◆ **Written request**
Take the data that follows and retype it word for word.

※ ※ ※

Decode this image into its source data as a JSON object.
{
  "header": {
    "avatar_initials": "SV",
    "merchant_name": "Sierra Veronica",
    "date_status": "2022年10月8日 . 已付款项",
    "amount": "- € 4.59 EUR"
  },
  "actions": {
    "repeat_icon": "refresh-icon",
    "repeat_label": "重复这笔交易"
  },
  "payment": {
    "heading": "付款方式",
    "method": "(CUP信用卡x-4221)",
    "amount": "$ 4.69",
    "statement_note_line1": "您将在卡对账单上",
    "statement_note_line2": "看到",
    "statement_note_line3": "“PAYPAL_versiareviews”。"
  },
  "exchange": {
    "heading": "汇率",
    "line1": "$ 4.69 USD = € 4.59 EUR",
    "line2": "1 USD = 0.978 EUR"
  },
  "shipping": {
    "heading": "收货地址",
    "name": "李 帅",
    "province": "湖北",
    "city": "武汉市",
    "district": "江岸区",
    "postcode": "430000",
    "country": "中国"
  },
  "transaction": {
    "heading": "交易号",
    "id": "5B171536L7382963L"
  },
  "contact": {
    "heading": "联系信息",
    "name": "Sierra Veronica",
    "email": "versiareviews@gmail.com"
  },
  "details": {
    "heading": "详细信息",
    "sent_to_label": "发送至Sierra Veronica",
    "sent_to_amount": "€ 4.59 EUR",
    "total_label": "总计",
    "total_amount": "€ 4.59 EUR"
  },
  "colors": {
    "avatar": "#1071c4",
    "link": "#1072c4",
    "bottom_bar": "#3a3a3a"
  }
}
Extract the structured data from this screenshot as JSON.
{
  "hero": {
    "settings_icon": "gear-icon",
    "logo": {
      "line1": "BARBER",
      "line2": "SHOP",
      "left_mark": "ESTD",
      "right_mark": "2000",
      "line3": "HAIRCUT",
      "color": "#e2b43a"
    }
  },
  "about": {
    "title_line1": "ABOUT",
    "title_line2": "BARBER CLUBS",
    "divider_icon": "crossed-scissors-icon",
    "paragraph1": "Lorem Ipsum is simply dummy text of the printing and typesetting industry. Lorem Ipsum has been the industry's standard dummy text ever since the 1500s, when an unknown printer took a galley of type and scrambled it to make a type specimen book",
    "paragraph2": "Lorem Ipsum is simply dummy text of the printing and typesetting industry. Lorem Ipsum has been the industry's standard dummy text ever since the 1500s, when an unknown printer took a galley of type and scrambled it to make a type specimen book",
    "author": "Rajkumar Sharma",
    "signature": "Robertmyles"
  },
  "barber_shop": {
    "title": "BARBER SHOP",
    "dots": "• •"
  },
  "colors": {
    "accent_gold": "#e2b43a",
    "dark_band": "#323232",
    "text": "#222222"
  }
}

※ ※ ※

◆ **Output of the task**
Decode this image into its source data as a JSON object.
{
  "header": {
    "avatar_initials": "SV",
    "merchant_name": "Sierra Veronica",
    "date_status": "2022年10月8日 . 已付款项",
    "amount": "- € 4.59 EUR"
  },
  "actions": {
    "repeat_icon": "refresh-icon",
    "repeat_label": "重复这笔交易"
  },
  "payment": {
    "heading": "付款方式",
    "method": "(CUP信用卡x-4221)",
    "amount": "$ 4.69",
    "statement_note_line1": "您将在卡对账单上",
    "statement_note_line2": "看到",
    "statement_note_line3": "“PAYPAL_versiareviews”。"
  },
  "exchange": {
    "heading": "汇率",
    "line1": "$ 4.69 USD = € 4.59 EUR",
    "line2": "1 USD = 0.978 EUR"
  },
  "shipping": {
    "heading": "收货地址",
    "name": "李 帅",
    "province": "湖北",
    "city": "武汉市",
    "district": "江岸区",
    "postcode": "430000",
    "country": "中国"
  },
  "transaction": {
    "heading": "交易号",
    "id": "5B171536L7382963L"
  },
  "contact": {
    "heading": "联系信息",
    "name": "Sierra Veronica",
    "email": "versiareviews@gmail.com"
  },
  "details": {
    "heading": "详细信息",
    "sent_to_label": "发送至Sierra Veronica",
    "sent_to_amount": "€ 4.59 EUR",
    "total_label": "总计",
    "total_amount": "€ 4.59 EUR"
  },
  "colors": {
    "avatar": "#1071c4",
    "link": "#1072c4",
    "bottom_bar": "#3a3a3a"
  }
}
Extract the structured data from this screenshot as JSON.
{
  "hero": {
    "settings_icon": "gear-icon",
    "logo": {
      "line1": "BARBER",
      "line2": "SHOP",
      "left_mark": "ESTD",
      "right_mark": "2000",
      "line3": "HAIRCUT",
      "color": "#e2b43a"
    }
  },
  "about": {
    "title_line1": "ABOUT",
    "title_line2": "BARBER CLUBS",
    "divider_icon": "crossed-scissors-icon",
    "paragraph1": "Lorem Ipsum is simply dummy text of the printing and typesetting industry. Lorem Ipsum has been the industry's standard dummy text ever since the 1500s, when an unknown printer took a galley of type and scrambled it to make a type specimen book",
    "paragraph2": "Lorem Ipsum is simply dummy text of the printing and typesetting industry. Lorem Ipsum has been the industry's standard dummy text ever since the 1500s, when an unknown printer took a galley of type and scrambled it to make a type specimen book",
    "author": "Rajkumar Sharma",
    "signature": "Robertmyles"
  },
  "barber_shop": {
    "title": "BARBER SHOP",
    "dots": "• •"
  },
  "colors": {
    "accent_gold": "#e2b43a",
    "dark_band": "#323232",
    "text": "#222222"
  }
}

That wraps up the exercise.